The exercise - Look through the data below. Show each line where the string "filter" occurs.

[START OF Input data]

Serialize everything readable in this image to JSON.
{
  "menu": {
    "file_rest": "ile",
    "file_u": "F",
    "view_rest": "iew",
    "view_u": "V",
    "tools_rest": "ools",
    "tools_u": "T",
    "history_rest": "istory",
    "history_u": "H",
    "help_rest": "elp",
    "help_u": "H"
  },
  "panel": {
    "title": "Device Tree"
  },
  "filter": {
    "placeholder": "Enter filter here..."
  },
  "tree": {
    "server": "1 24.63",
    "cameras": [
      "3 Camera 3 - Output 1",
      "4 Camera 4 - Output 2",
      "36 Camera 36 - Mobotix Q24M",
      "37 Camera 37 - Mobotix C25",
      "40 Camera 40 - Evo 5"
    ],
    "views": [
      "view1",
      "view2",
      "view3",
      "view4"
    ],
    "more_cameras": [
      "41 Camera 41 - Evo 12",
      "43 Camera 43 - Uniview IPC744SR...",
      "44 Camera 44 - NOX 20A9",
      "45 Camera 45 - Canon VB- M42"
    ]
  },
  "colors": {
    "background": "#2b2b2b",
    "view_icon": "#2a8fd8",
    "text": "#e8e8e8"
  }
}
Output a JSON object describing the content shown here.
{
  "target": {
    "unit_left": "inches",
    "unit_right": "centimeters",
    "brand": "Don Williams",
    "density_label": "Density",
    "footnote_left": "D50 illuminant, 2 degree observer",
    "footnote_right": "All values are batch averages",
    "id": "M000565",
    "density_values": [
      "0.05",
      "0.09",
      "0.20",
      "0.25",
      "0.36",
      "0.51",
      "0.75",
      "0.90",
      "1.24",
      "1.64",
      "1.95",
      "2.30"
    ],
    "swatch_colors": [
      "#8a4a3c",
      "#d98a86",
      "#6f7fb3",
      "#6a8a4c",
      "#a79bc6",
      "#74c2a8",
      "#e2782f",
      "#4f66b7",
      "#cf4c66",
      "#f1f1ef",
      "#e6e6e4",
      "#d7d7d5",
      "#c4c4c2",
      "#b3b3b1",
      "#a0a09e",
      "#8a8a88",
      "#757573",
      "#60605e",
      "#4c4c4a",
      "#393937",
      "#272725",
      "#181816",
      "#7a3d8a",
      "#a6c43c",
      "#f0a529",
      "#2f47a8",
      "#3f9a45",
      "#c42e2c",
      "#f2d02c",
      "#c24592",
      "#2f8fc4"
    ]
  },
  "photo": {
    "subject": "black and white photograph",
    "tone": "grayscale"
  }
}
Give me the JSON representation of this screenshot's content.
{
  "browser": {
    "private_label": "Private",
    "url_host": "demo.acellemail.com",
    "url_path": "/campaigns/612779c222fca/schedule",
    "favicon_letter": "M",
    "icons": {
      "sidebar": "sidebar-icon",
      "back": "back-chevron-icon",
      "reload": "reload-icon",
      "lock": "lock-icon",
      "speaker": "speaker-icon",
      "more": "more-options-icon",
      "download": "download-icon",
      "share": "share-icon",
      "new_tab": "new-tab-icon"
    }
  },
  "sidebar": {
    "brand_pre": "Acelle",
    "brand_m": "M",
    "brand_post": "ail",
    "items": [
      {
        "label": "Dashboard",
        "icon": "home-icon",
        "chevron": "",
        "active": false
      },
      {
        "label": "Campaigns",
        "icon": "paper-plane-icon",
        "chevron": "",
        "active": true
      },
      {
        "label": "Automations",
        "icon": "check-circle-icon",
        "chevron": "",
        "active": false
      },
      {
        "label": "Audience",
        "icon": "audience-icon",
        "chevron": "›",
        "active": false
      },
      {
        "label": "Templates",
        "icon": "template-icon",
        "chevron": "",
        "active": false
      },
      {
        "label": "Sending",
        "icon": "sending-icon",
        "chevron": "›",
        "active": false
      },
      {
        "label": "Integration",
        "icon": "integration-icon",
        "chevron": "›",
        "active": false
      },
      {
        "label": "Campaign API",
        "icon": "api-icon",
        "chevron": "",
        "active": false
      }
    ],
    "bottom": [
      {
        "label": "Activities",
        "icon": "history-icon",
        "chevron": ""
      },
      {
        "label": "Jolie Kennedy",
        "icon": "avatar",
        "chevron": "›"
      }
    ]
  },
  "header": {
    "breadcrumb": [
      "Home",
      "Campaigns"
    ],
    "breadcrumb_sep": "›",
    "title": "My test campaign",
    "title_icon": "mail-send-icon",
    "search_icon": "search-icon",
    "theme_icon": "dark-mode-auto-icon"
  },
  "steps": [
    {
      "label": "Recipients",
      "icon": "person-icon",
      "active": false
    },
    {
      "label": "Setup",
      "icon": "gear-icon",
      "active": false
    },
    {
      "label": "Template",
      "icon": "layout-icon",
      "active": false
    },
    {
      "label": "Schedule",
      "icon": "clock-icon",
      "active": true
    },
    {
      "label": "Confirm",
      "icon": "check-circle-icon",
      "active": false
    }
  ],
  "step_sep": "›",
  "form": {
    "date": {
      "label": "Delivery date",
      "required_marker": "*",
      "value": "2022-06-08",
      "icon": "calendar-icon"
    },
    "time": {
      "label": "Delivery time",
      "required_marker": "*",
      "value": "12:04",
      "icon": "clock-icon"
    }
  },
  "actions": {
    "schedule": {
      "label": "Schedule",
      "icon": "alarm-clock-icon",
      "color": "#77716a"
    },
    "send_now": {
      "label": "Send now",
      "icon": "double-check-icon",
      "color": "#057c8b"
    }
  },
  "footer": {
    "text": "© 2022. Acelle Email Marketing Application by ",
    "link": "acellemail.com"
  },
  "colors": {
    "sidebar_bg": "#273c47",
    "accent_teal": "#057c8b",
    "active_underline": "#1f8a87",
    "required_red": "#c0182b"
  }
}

[END OF Input data]

Response to this task -
  "filter": {
    "placeholder": "Enter filter here..."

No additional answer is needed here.